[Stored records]

────

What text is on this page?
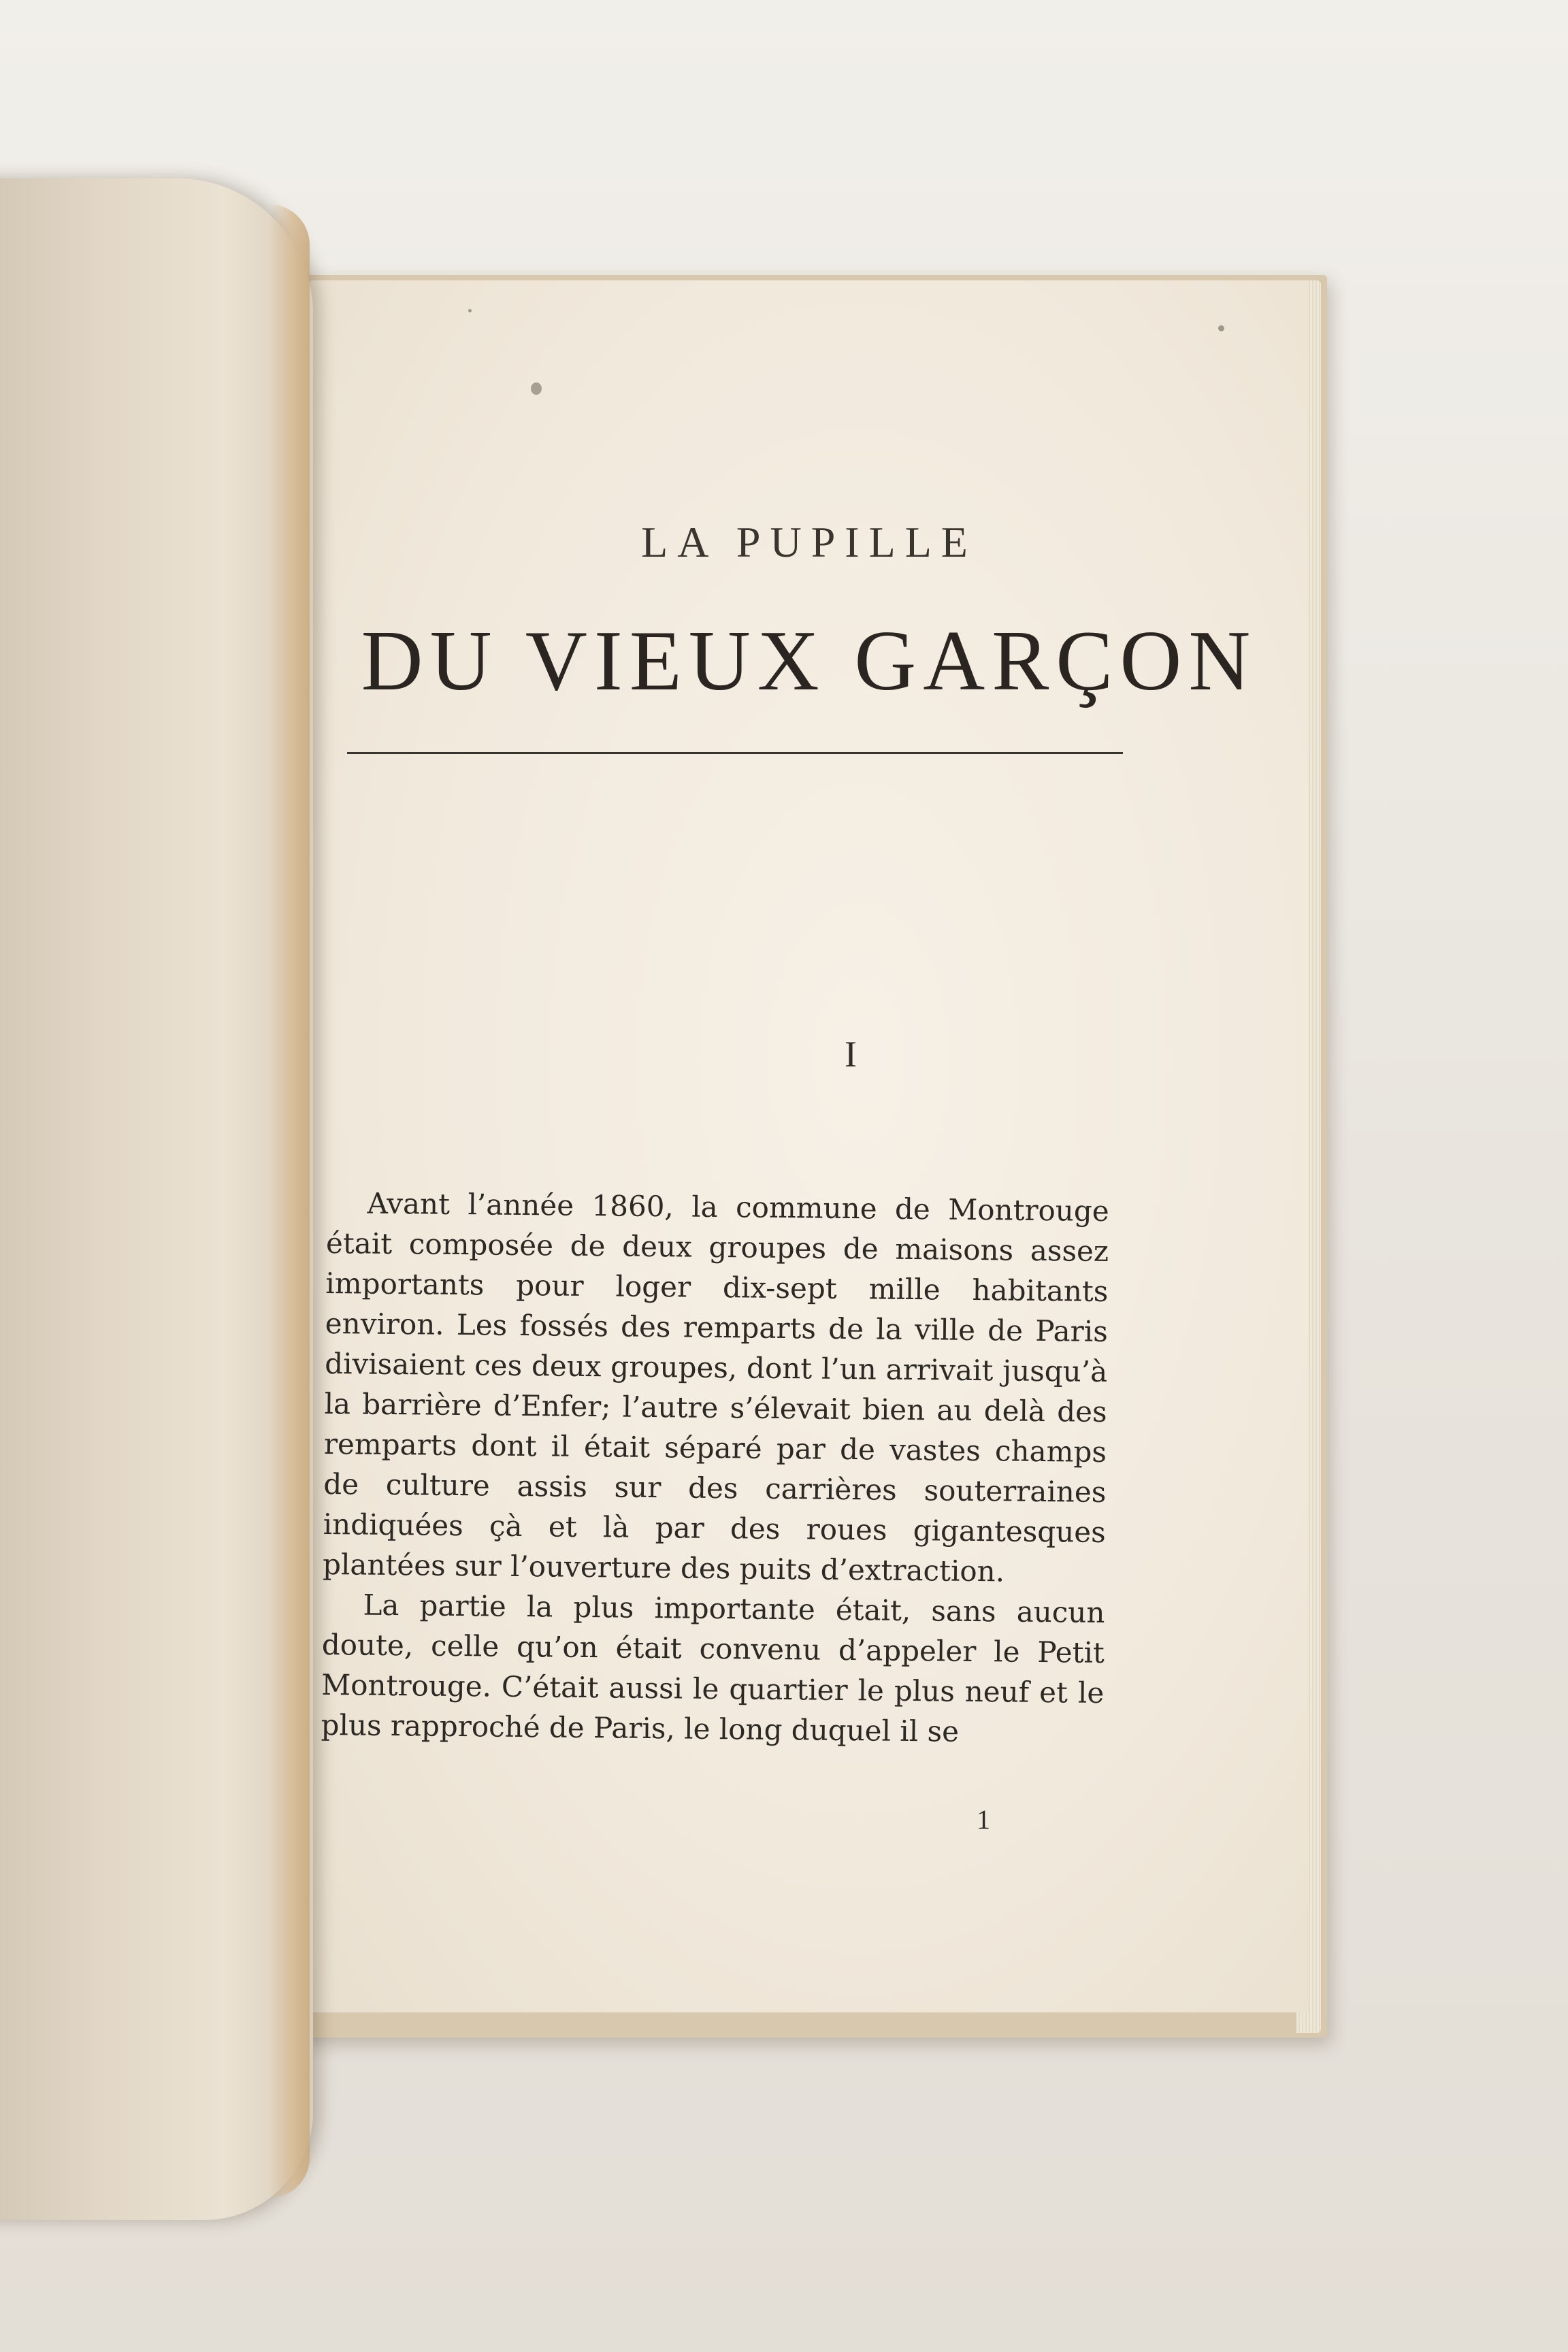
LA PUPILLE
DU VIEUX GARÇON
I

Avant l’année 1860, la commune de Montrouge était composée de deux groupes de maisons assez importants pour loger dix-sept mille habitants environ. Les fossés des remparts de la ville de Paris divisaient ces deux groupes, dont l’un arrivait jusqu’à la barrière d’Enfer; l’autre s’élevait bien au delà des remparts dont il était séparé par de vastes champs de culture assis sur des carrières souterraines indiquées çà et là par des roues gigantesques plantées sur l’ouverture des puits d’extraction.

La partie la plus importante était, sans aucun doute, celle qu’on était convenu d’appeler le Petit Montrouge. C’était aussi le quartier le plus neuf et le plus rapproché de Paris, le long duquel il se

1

────

Omit the pictures, and quote the material above exactly as given.

What text is on this page?
LA PUPILLE
DU VIEUX GARÇON
I

Avant l’année 1860, la commune de Montrouge était composée de deux groupes de maisons assez importants pour loger dix-sept mille habitants environ. Les fossés des remparts de la ville de Paris divisaient ces deux groupes, dont l’un arrivait jusqu’à la barrière d’Enfer; l’autre s’élevait bien au delà des remparts dont il était séparé par de vastes champs de culture assis sur des carrières souterraines indiquées çà et là par des roues gigantesques plantées sur l’ouverture des puits d’extraction.

La partie la plus importante était, sans aucun doute, celle qu’on était convenu d’appeler le Petit Montrouge. C’était aussi le quartier le plus neuf et le plus rapproché de Paris, le long duquel il se

1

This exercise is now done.